§ **What you need to do**: What follows is a set of entries. Repeat them exactly, but not their pictures.
## begin Extracted entries
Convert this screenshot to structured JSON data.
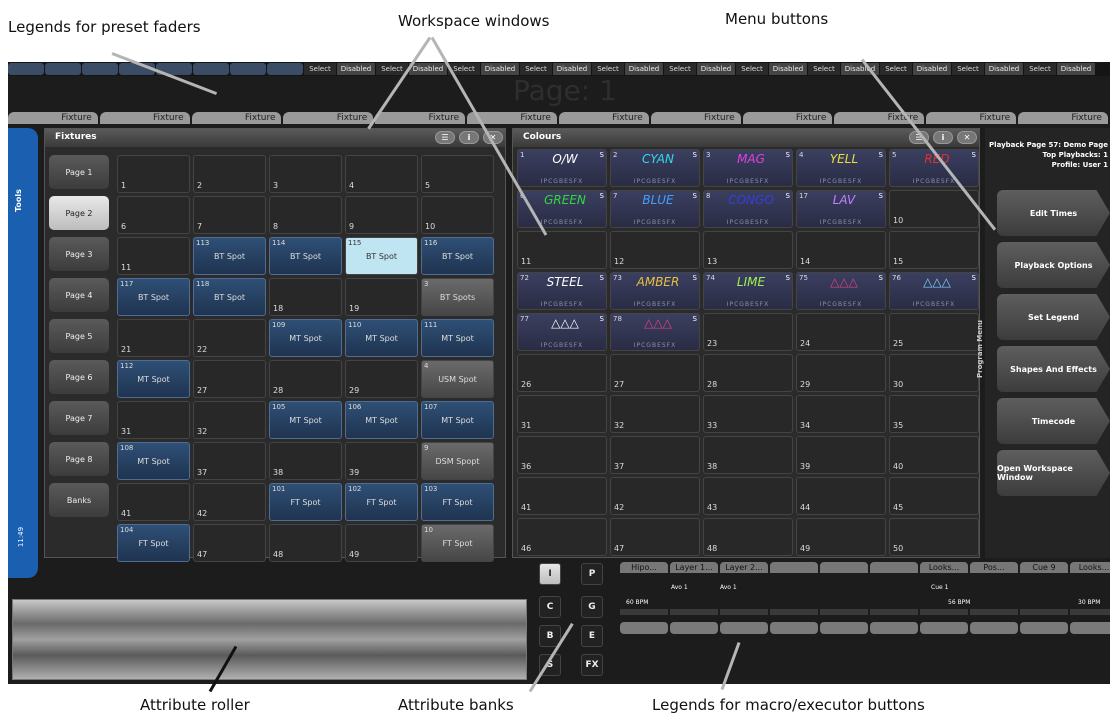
{
  "annotations": {
    "preset_faders": "Legends for preset faders",
    "workspace_windows": "Workspace windows",
    "menu_buttons": "Menu buttons",
    "attribute_roller": "Attribute roller",
    "attribute_banks": "Attribute banks",
    "macro_executor": "Legends for macro/executor buttons"
  },
  "top_strip": [
    "Select",
    "Disabled",
    "Select",
    "Disabled",
    "Select",
    "Disabled",
    "Select",
    "Disabled",
    "Select",
    "Disabled",
    "Select",
    "Disabled",
    "Select",
    "Disabled",
    "Select",
    "Disabled",
    "Select",
    "Disabled",
    "Select",
    "Disabled",
    "Select",
    "Disabled"
  ],
  "page_label": "Page: 1",
  "fixture_legends": [
    "Fixture",
    "Fixture",
    "Fixture",
    "Fixture",
    "Fixture",
    "Fixture",
    "Fixture",
    "Fixture",
    "Fixture",
    "Fixture",
    "Fixture",
    "Fixture"
  ],
  "tools_tab": {
    "label": "Tools",
    "clock": "11:49"
  },
  "fixtures_window": {
    "title": "Fixtures",
    "pages": [
      "Page 1",
      "Page 2",
      "Page 3",
      "Page 4",
      "Page 5",
      "Page 6",
      "Page 7",
      "Page 8",
      "Banks"
    ],
    "active_page": 1,
    "cells": [
      {
        "n": "1"
      },
      {
        "n": "2"
      },
      {
        "n": "3"
      },
      {
        "n": "4"
      },
      {
        "n": "5"
      },
      {
        "n": "6"
      },
      {
        "n": "7"
      },
      {
        "n": "8"
      },
      {
        "n": "9"
      },
      {
        "n": "10"
      },
      {
        "n": "11"
      },
      {
        "t": "113",
        "l": "BT Spot",
        "s": "blue"
      },
      {
        "t": "114",
        "l": "BT Spot",
        "s": "blue"
      },
      {
        "t": "115",
        "l": "BT Spot",
        "s": "sel"
      },
      {
        "t": "116",
        "l": "BT Spot",
        "s": "blue"
      },
      {
        "t": "117",
        "l": "BT Spot",
        "s": "blue"
      },
      {
        "t": "118",
        "l": "BT Spot",
        "s": "blue"
      },
      {
        "n": "18"
      },
      {
        "n": "19"
      },
      {
        "t": "3",
        "l": "BT Spots",
        "s": "grey"
      },
      {
        "n": "21"
      },
      {
        "n": "22"
      },
      {
        "t": "109",
        "l": "MT Spot",
        "s": "blue"
      },
      {
        "t": "110",
        "l": "MT Spot",
        "s": "blue"
      },
      {
        "t": "111",
        "l": "MT Spot",
        "s": "blue"
      },
      {
        "t": "112",
        "l": "MT Spot",
        "s": "blue"
      },
      {
        "n": "27"
      },
      {
        "n": "28"
      },
      {
        "n": "29"
      },
      {
        "t": "4",
        "l": "USM Spot",
        "s": "grey"
      },
      {
        "n": "31"
      },
      {
        "n": "32"
      },
      {
        "t": "105",
        "l": "MT Spot",
        "s": "blue"
      },
      {
        "t": "106",
        "l": "MT Spot",
        "s": "blue"
      },
      {
        "t": "107",
        "l": "MT Spot",
        "s": "blue"
      },
      {
        "t": "108",
        "l": "MT Spot",
        "s": "blue"
      },
      {
        "n": "37"
      },
      {
        "n": "38"
      },
      {
        "n": "39"
      },
      {
        "t": "9",
        "l": "DSM Spopt",
        "s": "grey"
      },
      {
        "n": "41"
      },
      {
        "n": "42"
      },
      {
        "t": "101",
        "l": "FT Spot",
        "s": "blue"
      },
      {
        "t": "102",
        "l": "FT Spot",
        "s": "blue"
      },
      {
        "t": "103",
        "l": "FT Spot",
        "s": "blue"
      },
      {
        "t": "104",
        "l": "FT Spot",
        "s": "blue"
      },
      {
        "n": "47"
      },
      {
        "n": "48"
      },
      {
        "n": "49"
      },
      {
        "t": "10",
        "l": "FT Spot",
        "s": "grey"
      }
    ]
  },
  "colours_window": {
    "title": "Colours",
    "ipc": "IPCGBESFX",
    "cells": [
      {
        "t": "1",
        "w": "O/W",
        "c": "#ffffff"
      },
      {
        "t": "2",
        "w": "CYAN",
        "c": "#2fd8e8"
      },
      {
        "t": "3",
        "w": "MAG",
        "c": "#e040e0"
      },
      {
        "t": "4",
        "w": "YELL",
        "c": "#e8e040"
      },
      {
        "t": "5",
        "w": "RED",
        "c": "#e03030"
      },
      {
        "t": "6",
        "w": "GREEN",
        "c": "#30d840"
      },
      {
        "t": "7",
        "w": "BLUE",
        "c": "#40a0ff"
      },
      {
        "t": "8",
        "w": "CONGO",
        "c": "#3040e0"
      },
      {
        "t": "17",
        "w": "LAV",
        "c": "#c080ff"
      },
      {
        "n": "10"
      },
      {
        "n": "11"
      },
      {
        "n": "12"
      },
      {
        "n": "13"
      },
      {
        "n": "14"
      },
      {
        "n": "15"
      },
      {
        "t": "72",
        "w": "STEEL",
        "c": "#ffffff"
      },
      {
        "t": "73",
        "w": "AMBER",
        "c": "#e8c040"
      },
      {
        "t": "74",
        "w": "LIME",
        "c": "#a0f050"
      },
      {
        "t": "75",
        "w": "△△△",
        "c": "#e04080"
      },
      {
        "t": "76",
        "w": "△△△",
        "c": "#80d0ff"
      },
      {
        "t": "77",
        "w": "△△△",
        "c": "#ffffff"
      },
      {
        "t": "78",
        "w": "△△△",
        "c": "#e04080"
      },
      {
        "n": "23"
      },
      {
        "n": "24"
      },
      {
        "n": "25"
      },
      {
        "n": "26"
      },
      {
        "n": "27"
      },
      {
        "n": "28"
      },
      {
        "n": "29"
      },
      {
        "n": "30"
      },
      {
        "n": "31"
      },
      {
        "n": "32"
      },
      {
        "n": "33"
      },
      {
        "n": "34"
      },
      {
        "n": "35"
      },
      {
        "n": "36"
      },
      {
        "n": "37"
      },
      {
        "n": "38"
      },
      {
        "n": "39"
      },
      {
        "n": "40"
      },
      {
        "n": "41"
      },
      {
        "n": "42"
      },
      {
        "n": "43"
      },
      {
        "n": "44"
      },
      {
        "n": "45"
      },
      {
        "n": "46"
      },
      {
        "n": "47"
      },
      {
        "n": "48"
      },
      {
        "n": "49"
      },
      {
        "n": "50"
      }
    ]
  },
  "playback_info": {
    "line1": "Playback Page 57: Demo Page",
    "line2": "Top Playbacks: 1",
    "line3": "Profile: User 1"
  },
  "program_menu_label": "Program Menu",
  "menu_buttons": [
    "Edit Times",
    "Playback Options",
    "Set Legend",
    "Shapes And Effects",
    "Timecode",
    "Open Workspace Window"
  ],
  "attribute_banks": [
    "I",
    "P",
    "C",
    "G",
    "B",
    "E",
    "S",
    "FX"
  ],
  "macro_legends": [
    "Hipo...",
    "Layer 1...",
    "Layer 2...",
    "",
    "",
    "",
    "Looks...",
    "Pos...",
    "Cue 9",
    "Looks..."
  ],
  "executor_info": {
    "avo1": "Avo 1",
    "avo2": "Avo 1",
    "cue": "Cue  1",
    "bpm1": "60 BPM",
    "bpm2": "56 BPM",
    "bpm3": "30 BPM"
  }
}
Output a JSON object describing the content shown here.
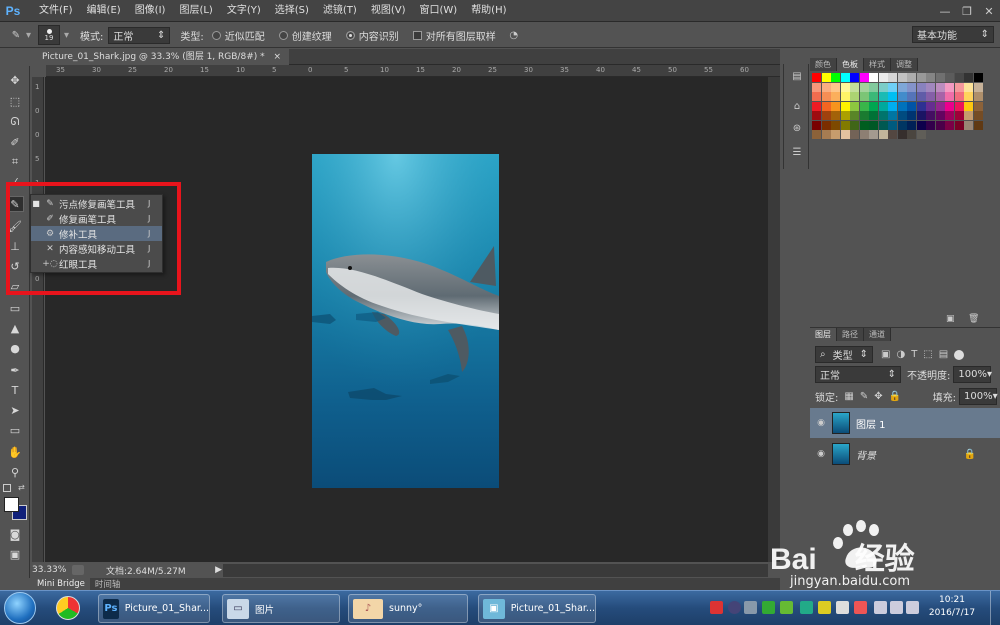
## end Extracted entries
§ **Task solution**:
Convert this screenshot to structured JSON data.
{
  "annotations": {
    "preset_faders": "Legends for preset faders",
    "workspace_windows": "Workspace windows",
    "menu_buttons": "Menu buttons",
    "attribute_roller": "Attribute roller",
    "attribute_banks": "Attribute banks",
    "macro_executor": "Legends for macro/executor buttons"
  },
  "top_strip": [
    "Select",
    "Disabled",
    "Select",
    "Disabled",
    "Select",
    "Disabled",
    "Select",
    "Disabled",
    "Select",
    "Disabled",
    "Select",
    "Disabled",
    "Select",
    "Disabled",
    "Select",
    "Disabled",
    "Select",
    "Disabled",
    "Select",
    "Disabled",
    "Select",
    "Disabled"
  ],
  "page_label": "Page: 1",
  "fixture_legends": [
    "Fixture",
    "Fixture",
    "Fixture",
    "Fixture",
    "Fixture",
    "Fixture",
    "Fixture",
    "Fixture",
    "Fixture",
    "Fixture",
    "Fixture",
    "Fixture"
  ],
  "tools_tab": {
    "label": "Tools",
    "clock": "11:49"
  },
  "fixtures_window": {
    "title": "Fixtures",
    "pages": [
      "Page 1",
      "Page 2",
      "Page 3",
      "Page 4",
      "Page 5",
      "Page 6",
      "Page 7",
      "Page 8",
      "Banks"
    ],
    "active_page": 1,
    "cells": [
      {
        "n": "1"
      },
      {
        "n": "2"
      },
      {
        "n": "3"
      },
      {
        "n": "4"
      },
      {
        "n": "5"
      },
      {
        "n": "6"
      },
      {
        "n": "7"
      },
      {
        "n": "8"
      },
      {
        "n": "9"
      },
      {
        "n": "10"
      },
      {
        "n": "11"
      },
      {
        "t": "113",
        "l": "BT Spot",
        "s": "blue"
      },
      {
        "t": "114",
        "l": "BT Spot",
        "s": "blue"
      },
      {
        "t": "115",
        "l": "BT Spot",
        "s": "sel"
      },
      {
        "t": "116",
        "l": "BT Spot",
        "s": "blue"
      },
      {
        "t": "117",
        "l": "BT Spot",
        "s": "blue"
      },
      {
        "t": "118",
        "l": "BT Spot",
        "s": "blue"
      },
      {
        "n": "18"
      },
      {
        "n": "19"
      },
      {
        "t": "3",
        "l": "BT Spots",
        "s": "grey"
      },
      {
        "n": "21"
      },
      {
        "n": "22"
      },
      {
        "t": "109",
        "l": "MT Spot",
        "s": "blue"
      },
      {
        "t": "110",
        "l": "MT Spot",
        "s": "blue"
      },
      {
        "t": "111",
        "l": "MT Spot",
        "s": "blue"
      },
      {
        "t": "112",
        "l": "MT Spot",
        "s": "blue"
      },
      {
        "n": "27"
      },
      {
        "n": "28"
      },
      {
        "n": "29"
      },
      {
        "t": "4",
        "l": "USM Spot",
        "s": "grey"
      },
      {
        "n": "31"
      },
      {
        "n": "32"
      },
      {
        "t": "105",
        "l": "MT Spot",
        "s": "blue"
      },
      {
        "t": "106",
        "l": "MT Spot",
        "s": "blue"
      },
      {
        "t": "107",
        "l": "MT Spot",
        "s": "blue"
      },
      {
        "t": "108",
        "l": "MT Spot",
        "s": "blue"
      },
      {
        "n": "37"
      },
      {
        "n": "38"
      },
      {
        "n": "39"
      },
      {
        "t": "9",
        "l": "DSM Spopt",
        "s": "grey"
      },
      {
        "n": "41"
      },
      {
        "n": "42"
      },
      {
        "t": "101",
        "l": "FT Spot",
        "s": "blue"
      },
      {
        "t": "102",
        "l": "FT Spot",
        "s": "blue"
      },
      {
        "t": "103",
        "l": "FT Spot",
        "s": "blue"
      },
      {
        "t": "104",
        "l": "FT Spot",
        "s": "blue"
      },
      {
        "n": "47"
      },
      {
        "n": "48"
      },
      {
        "n": "49"
      },
      {
        "t": "10",
        "l": "FT Spot",
        "s": "grey"
      }
    ]
  },
  "colours_window": {
    "title": "Colours",
    "ipc": "IPCGBESFX",
    "cells": [
      {
        "t": "1",
        "w": "O/W",
        "c": "#ffffff"
      },
      {
        "t": "2",
        "w": "CYAN",
        "c": "#2fd8e8"
      },
      {
        "t": "3",
        "w": "MAG",
        "c": "#e040e0"
      },
      {
        "t": "4",
        "w": "YELL",
        "c": "#e8e040"
      },
      {
        "t": "5",
        "w": "RED",
        "c": "#e03030"
      },
      {
        "t": "6",
        "w": "GREEN",
        "c": "#30d840"
      },
      {
        "t": "7",
        "w": "BLUE",
        "c": "#40a0ff"
      },
      {
        "t": "8",
        "w": "CONGO",
        "c": "#3040e0"
      },
      {
        "t": "17",
        "w": "LAV",
        "c": "#c080ff"
      },
      {
        "n": "10"
      },
      {
        "n": "11"
      },
      {
        "n": "12"
      },
      {
        "n": "13"
      },
      {
        "n": "14"
      },
      {
        "n": "15"
      },
      {
        "t": "72",
        "w": "STEEL",
        "c": "#ffffff"
      },
      {
        "t": "73",
        "w": "AMBER",
        "c": "#e8c040"
      },
      {
        "t": "74",
        "w": "LIME",
        "c": "#a0f050"
      },
      {
        "t": "75",
        "w": "△△△",
        "c": "#e04080"
      },
      {
        "t": "76",
        "w": "△△△",
        "c": "#80d0ff"
      },
      {
        "t": "77",
        "w": "△△△",
        "c": "#ffffff"
      },
      {
        "t": "78",
        "w": "△△△",
        "c": "#e04080"
      },
      {
        "n": "23"
      },
      {
        "n": "24"
      },
      {
        "n": "25"
      },
      {
        "n": "26"
      },
      {
        "n": "27"
      },
      {
        "n": "28"
      },
      {
        "n": "29"
      },
      {
        "n": "30"
      },
      {
        "n": "31"
      },
      {
        "n": "32"
      },
      {
        "n": "33"
      },
      {
        "n": "34"
      },
      {
        "n": "35"
      },
      {
        "n": "36"
      },
      {
        "n": "37"
      },
      {
        "n": "38"
      },
      {
        "n": "39"
      },
      {
        "n": "40"
      },
      {
        "n": "41"
      },
      {
        "n": "42"
      },
      {
        "n": "43"
      },
      {
        "n": "44"
      },
      {
        "n": "45"
      },
      {
        "n": "46"
      },
      {
        "n": "47"
      },
      {
        "n": "48"
      },
      {
        "n": "49"
      },
      {
        "n": "50"
      }
    ]
  },
  "playback_info": {
    "line1": "Playback Page 57: Demo Page",
    "line2": "Top Playbacks: 1",
    "line3": "Profile: User 1"
  },
  "program_menu_label": "Program Menu",
  "menu_buttons": [
    "Edit Times",
    "Playback Options",
    "Set Legend",
    "Shapes And Effects",
    "Timecode",
    "Open Workspace Window"
  ],
  "attribute_banks": [
    "I",
    "P",
    "C",
    "G",
    "B",
    "E",
    "S",
    "FX"
  ],
  "macro_legends": [
    "Hipo...",
    "Layer 1...",
    "Layer 2...",
    "",
    "",
    "",
    "Looks...",
    "Pos...",
    "Cue 9",
    "Looks..."
  ],
  "executor_info": {
    "avo1": "Avo 1",
    "avo2": "Avo 1",
    "cue": "Cue  1",
    "bpm1": "60 BPM",
    "bpm2": "56 BPM",
    "bpm3": "30 BPM"
  }
}
Output a JSON object describing the content shown here.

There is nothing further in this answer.